─── RECORD EXCERPTS ───
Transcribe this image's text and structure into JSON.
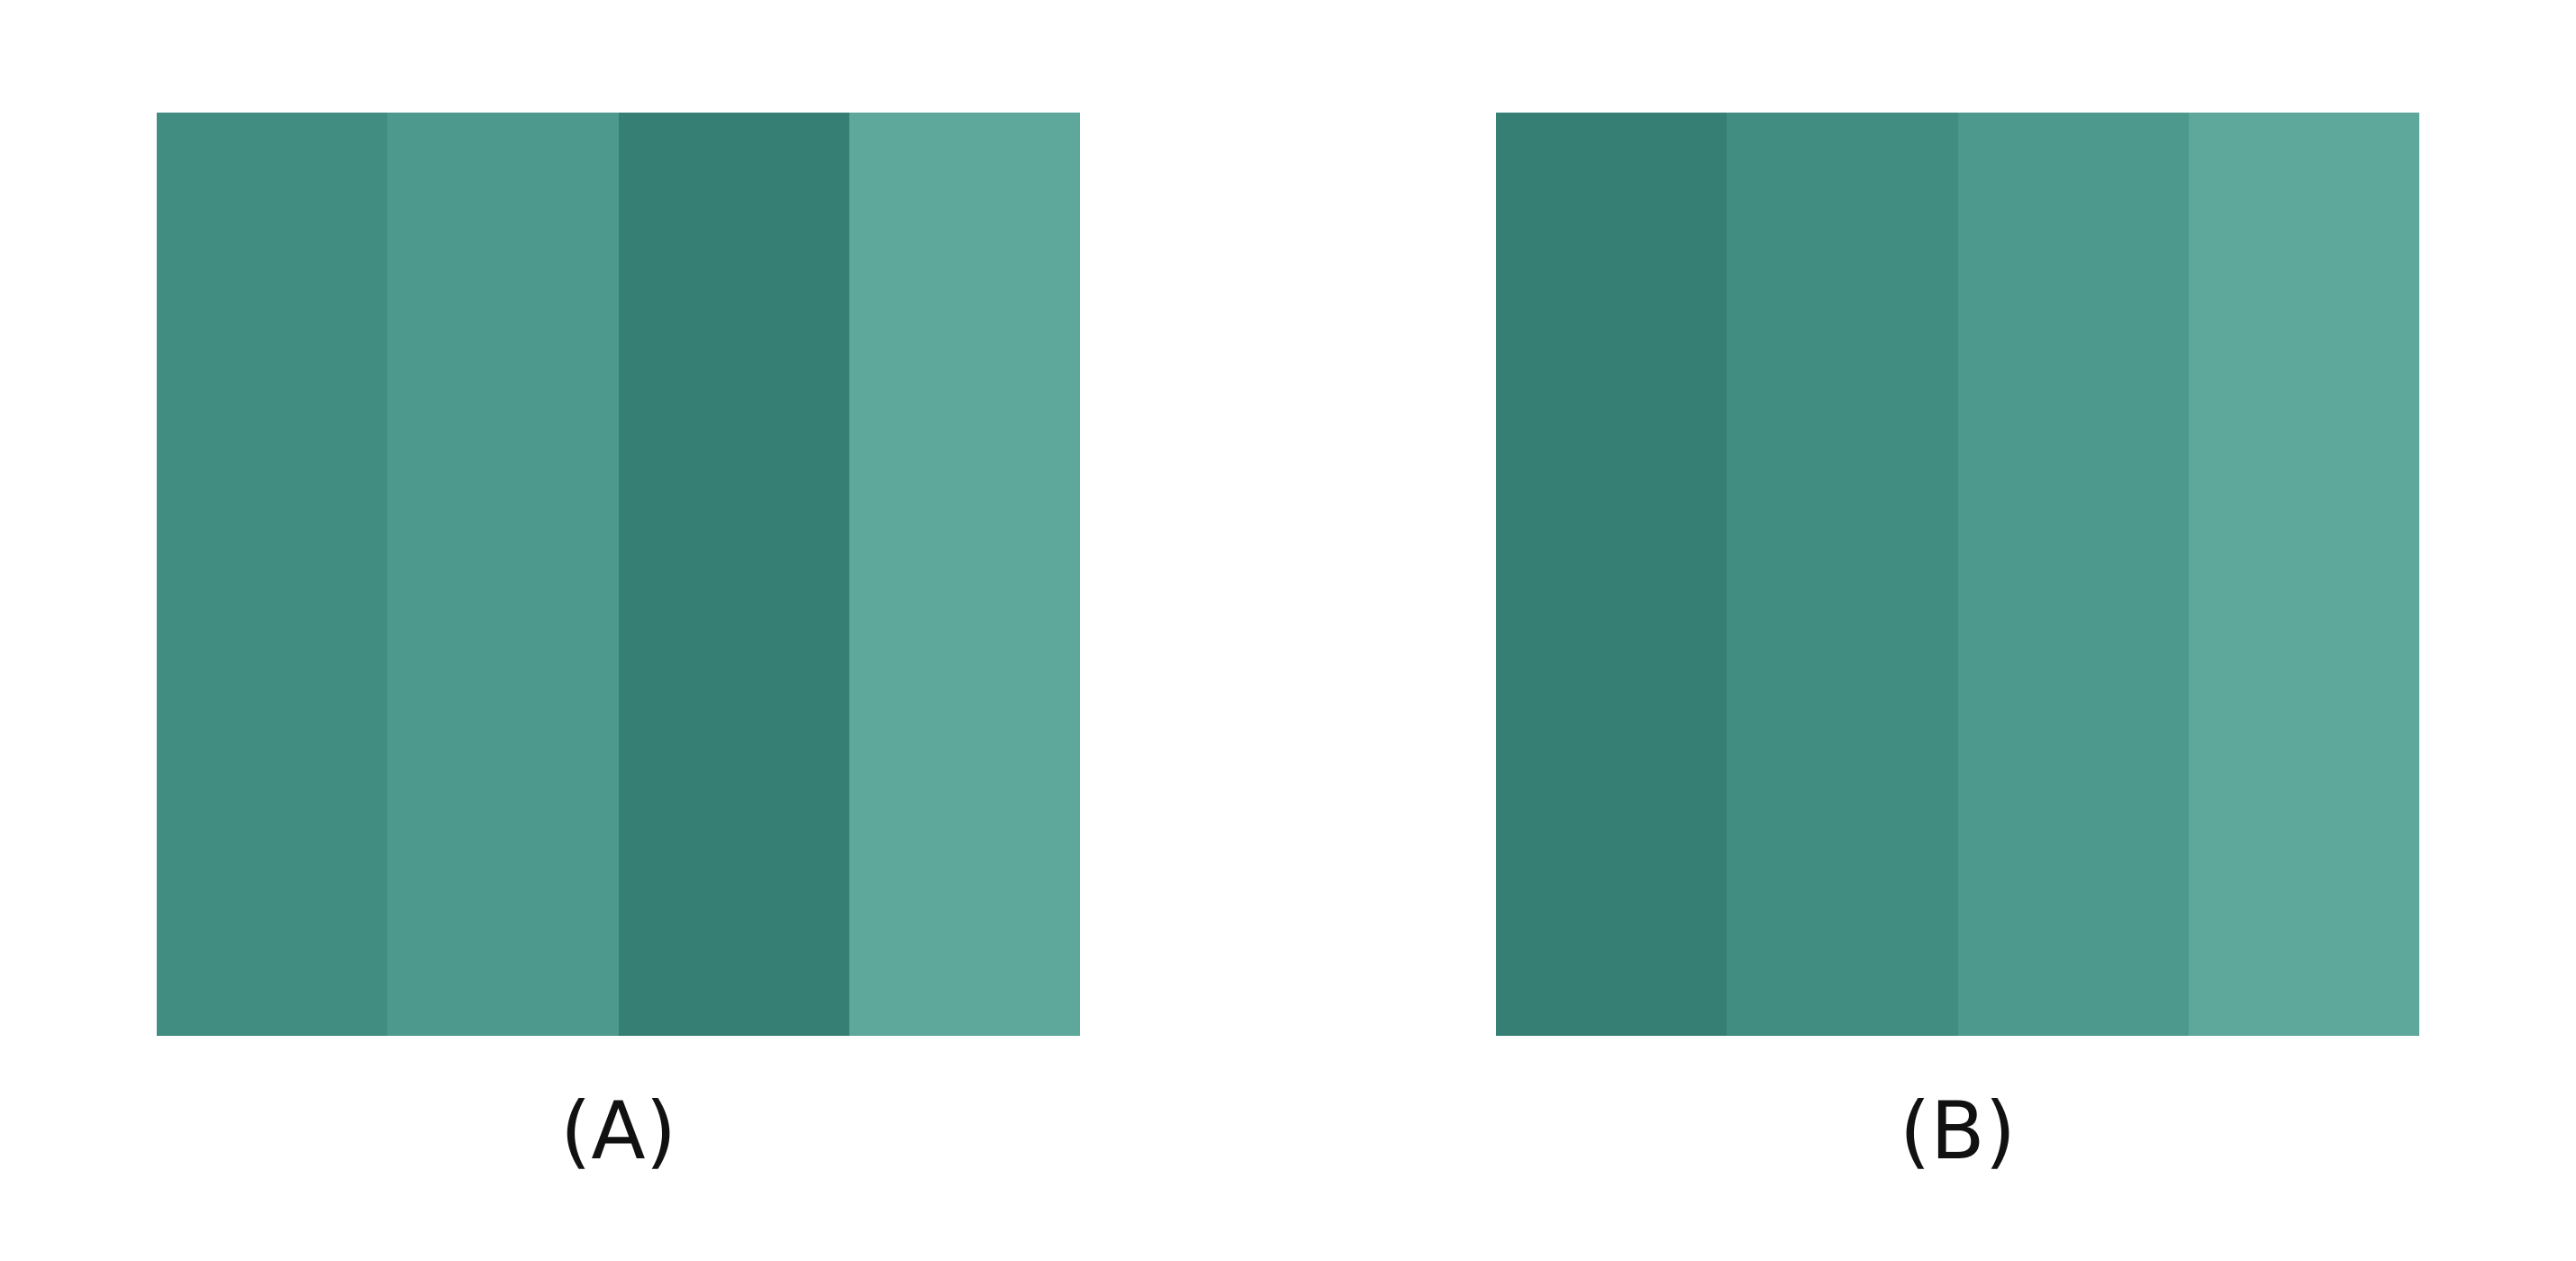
{
  "panels": [
    {
      "label": "(A)",
      "stripes": [
        "#418d81",
        "#4e998d",
        "#357f74",
        "#5da79b"
      ]
    },
    {
      "label": "(B)",
      "stripes": [
        "#357f74",
        "#418d81",
        "#4e998d",
        "#5da79b"
      ]
    }
  ]
}
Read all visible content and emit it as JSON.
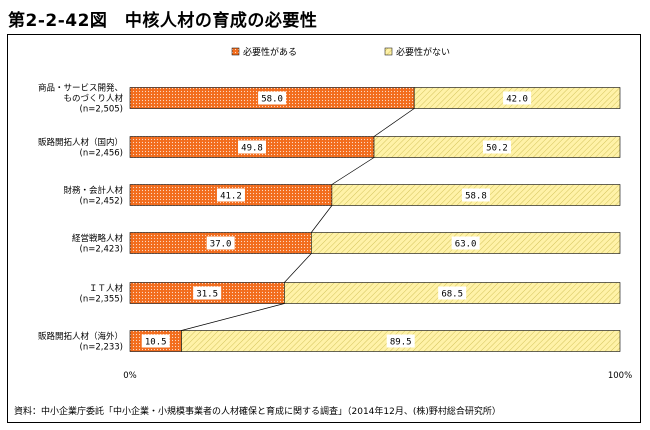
{
  "title": "第2-2-42図　中核人材の育成の必要性",
  "source": "資料：中小企業庁委託「中小企業・小規模事業者の人材確保と育成に関する調査」（2014年12月、(株)野村総合研究所）",
  "colors": {
    "need": "#f26c1c",
    "noneed": "#fff2a8"
  },
  "chart_data": {
    "type": "bar",
    "orientation": "horizontal",
    "stacked": true,
    "percent": true,
    "categories": [
      {
        "lines": [
          "商品・サービス開発、",
          "ものづくり人材",
          "(n=2,505)"
        ]
      },
      {
        "lines": [
          "販路開拓人材（国内）",
          "(n=2,456)"
        ]
      },
      {
        "lines": [
          "財務・会計人材",
          "(n=2,452)"
        ]
      },
      {
        "lines": [
          "経営戦略人材",
          "(n=2,423)"
        ]
      },
      {
        "lines": [
          "ＩＴ人材",
          "(n=2,355)"
        ]
      },
      {
        "lines": [
          "販路開拓人材（海外）",
          "(n=2,233)"
        ]
      }
    ],
    "series": [
      {
        "name": "必要性がある",
        "values": [
          58.0,
          49.8,
          41.2,
          37.0,
          31.5,
          10.5
        ]
      },
      {
        "name": "必要性がない",
        "values": [
          42.0,
          50.2,
          58.8,
          63.0,
          68.5,
          89.5
        ]
      }
    ],
    "xlim": [
      0,
      100
    ],
    "xticks": [
      "0%",
      "100%"
    ],
    "legend": "top-center",
    "connector_lines": true
  }
}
───
**CHALLENGE**
Repeat the data above exactly, but not the pictures.

**THE ANSWER**
Transcribe this image's text and structure into JSON.
{
  "panels": [
    {
      "label": "(A)",
      "stripes": [
        "#418d81",
        "#4e998d",
        "#357f74",
        "#5da79b"
      ]
    },
    {
      "label": "(B)",
      "stripes": [
        "#357f74",
        "#418d81",
        "#4e998d",
        "#5da79b"
      ]
    }
  ]
}
Read all visible content and emit it as JSON.
{
  "title": "第2-2-42図　中核人材の育成の必要性",
  "source": "資料：中小企業庁委託「中小企業・小規模事業者の人材確保と育成に関する調査」（2014年12月、(株)野村総合研究所）",
  "colors": {
    "need": "#f26c1c",
    "noneed": "#fff2a8"
  },
  "chart_data": {
    "type": "bar",
    "orientation": "horizontal",
    "stacked": true,
    "percent": true,
    "categories": [
      {
        "lines": [
          "商品・サービス開発、",
          "ものづくり人材",
          "(n=2,505)"
        ]
      },
      {
        "lines": [
          "販路開拓人材（国内）",
          "(n=2,456)"
        ]
      },
      {
        "lines": [
          "財務・会計人材",
          "(n=2,452)"
        ]
      },
      {
        "lines": [
          "経営戦略人材",
          "(n=2,423)"
        ]
      },
      {
        "lines": [
          "ＩＴ人材",
          "(n=2,355)"
        ]
      },
      {
        "lines": [
          "販路開拓人材（海外）",
          "(n=2,233)"
        ]
      }
    ],
    "series": [
      {
        "name": "必要性がある",
        "values": [
          58.0,
          49.8,
          41.2,
          37.0,
          31.5,
          10.5
        ]
      },
      {
        "name": "必要性がない",
        "values": [
          42.0,
          50.2,
          58.8,
          63.0,
          68.5,
          89.5
        ]
      }
    ],
    "xlim": [
      0,
      100
    ],
    "xticks": [
      "0%",
      "100%"
    ],
    "legend": "top-center",
    "connector_lines": true
  }
}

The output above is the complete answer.